§ Exercise aim
Write out every record below exactly as it appears.

(Stored data entries)
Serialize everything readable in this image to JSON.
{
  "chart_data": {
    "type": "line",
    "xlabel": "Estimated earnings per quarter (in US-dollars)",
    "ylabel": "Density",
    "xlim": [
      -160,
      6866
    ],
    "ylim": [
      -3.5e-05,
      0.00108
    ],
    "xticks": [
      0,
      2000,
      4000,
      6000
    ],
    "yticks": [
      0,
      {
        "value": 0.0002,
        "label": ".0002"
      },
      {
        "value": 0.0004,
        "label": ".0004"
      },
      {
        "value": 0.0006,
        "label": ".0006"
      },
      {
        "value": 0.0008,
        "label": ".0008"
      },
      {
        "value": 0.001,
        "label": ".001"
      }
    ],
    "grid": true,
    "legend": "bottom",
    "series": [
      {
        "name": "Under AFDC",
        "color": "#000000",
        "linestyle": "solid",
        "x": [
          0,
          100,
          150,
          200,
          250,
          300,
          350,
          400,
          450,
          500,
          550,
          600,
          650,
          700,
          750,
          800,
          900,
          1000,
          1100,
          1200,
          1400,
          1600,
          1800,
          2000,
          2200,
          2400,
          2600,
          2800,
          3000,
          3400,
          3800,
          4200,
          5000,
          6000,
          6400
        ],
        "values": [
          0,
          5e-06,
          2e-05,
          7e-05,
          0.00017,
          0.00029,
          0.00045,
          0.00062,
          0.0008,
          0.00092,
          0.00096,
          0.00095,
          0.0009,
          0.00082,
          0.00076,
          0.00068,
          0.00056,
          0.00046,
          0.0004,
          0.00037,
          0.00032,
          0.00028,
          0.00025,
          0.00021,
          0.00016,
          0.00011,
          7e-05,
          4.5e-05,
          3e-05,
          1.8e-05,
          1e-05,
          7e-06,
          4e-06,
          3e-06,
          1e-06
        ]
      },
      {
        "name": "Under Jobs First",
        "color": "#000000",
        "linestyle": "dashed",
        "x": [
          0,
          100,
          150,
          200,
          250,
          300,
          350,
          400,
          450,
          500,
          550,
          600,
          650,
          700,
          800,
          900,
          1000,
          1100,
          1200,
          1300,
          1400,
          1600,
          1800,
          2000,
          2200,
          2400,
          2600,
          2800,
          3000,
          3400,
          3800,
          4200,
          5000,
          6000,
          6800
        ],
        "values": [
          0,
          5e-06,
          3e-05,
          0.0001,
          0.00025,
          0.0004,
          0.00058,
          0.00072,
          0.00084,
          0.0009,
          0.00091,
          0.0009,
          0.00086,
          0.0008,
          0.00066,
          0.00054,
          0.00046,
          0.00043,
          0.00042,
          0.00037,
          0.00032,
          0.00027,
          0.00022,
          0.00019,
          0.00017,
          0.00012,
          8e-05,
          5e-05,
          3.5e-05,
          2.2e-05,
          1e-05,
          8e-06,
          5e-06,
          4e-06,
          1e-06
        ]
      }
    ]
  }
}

§ Exercise result
Serialize everything readable in this image to JSON.
{
  "chart_data": {
    "type": "line",
    "xlabel": "Estimated earnings per quarter (in US-dollars)",
    "ylabel": "Density",
    "xlim": [
      -160,
      6866
    ],
    "ylim": [
      -3.5e-05,
      0.00108
    ],
    "xticks": [
      0,
      2000,
      4000,
      6000
    ],
    "yticks": [
      0,
      {
        "value": 0.0002,
        "label": ".0002"
      },
      {
        "value": 0.0004,
        "label": ".0004"
      },
      {
        "value": 0.0006,
        "label": ".0006"
      },
      {
        "value": 0.0008,
        "label": ".0008"
      },
      {
        "value": 0.001,
        "label": ".001"
      }
    ],
    "grid": true,
    "legend": "bottom",
    "series": [
      {
        "name": "Under AFDC",
        "color": "#000000",
        "linestyle": "solid",
        "x": [
          0,
          100,
          150,
          200,
          250,
          300,
          350,
          400,
          450,
          500,
          550,
          600,
          650,
          700,
          750,
          800,
          900,
          1000,
          1100,
          1200,
          1400,
          1600,
          1800,
          2000,
          2200,
          2400,
          2600,
          2800,
          3000,
          3400,
          3800,
          4200,
          5000,
          6000,
          6400
        ],
        "values": [
          0,
          5e-06,
          2e-05,
          7e-05,
          0.00017,
          0.00029,
          0.00045,
          0.00062,
          0.0008,
          0.00092,
          0.00096,
          0.00095,
          0.0009,
          0.00082,
          0.00076,
          0.00068,
          0.00056,
          0.00046,
          0.0004,
          0.00037,
          0.00032,
          0.00028,
          0.00025,
          0.00021,
          0.00016,
          0.00011,
          7e-05,
          4.5e-05,
          3e-05,
          1.8e-05,
          1e-05,
          7e-06,
          4e-06,
          3e-06,
          1e-06
        ]
      },
      {
        "name": "Under Jobs First",
        "color": "#000000",
        "linestyle": "dashed",
        "x": [
          0,
          100,
          150,
          200,
          250,
          300,
          350,
          400,
          450,
          500,
          550,
          600,
          650,
          700,
          800,
          900,
          1000,
          1100,
          1200,
          1300,
          1400,
          1600,
          1800,
          2000,
          2200,
          2400,
          2600,
          2800,
          3000,
          3400,
          3800,
          4200,
          5000,
          6000,
          6800
        ],
        "values": [
          0,
          5e-06,
          3e-05,
          0.0001,
          0.00025,
          0.0004,
          0.00058,
          0.00072,
          0.00084,
          0.0009,
          0.00091,
          0.0009,
          0.00086,
          0.0008,
          0.00066,
          0.00054,
          0.00046,
          0.00043,
          0.00042,
          0.00037,
          0.00032,
          0.00027,
          0.00022,
          0.00019,
          0.00017,
          0.00012,
          8e-05,
          5e-05,
          3.5e-05,
          2.2e-05,
          1e-05,
          8e-06,
          5e-06,
          4e-06,
          1e-06
        ]
      }
    ]
  }
}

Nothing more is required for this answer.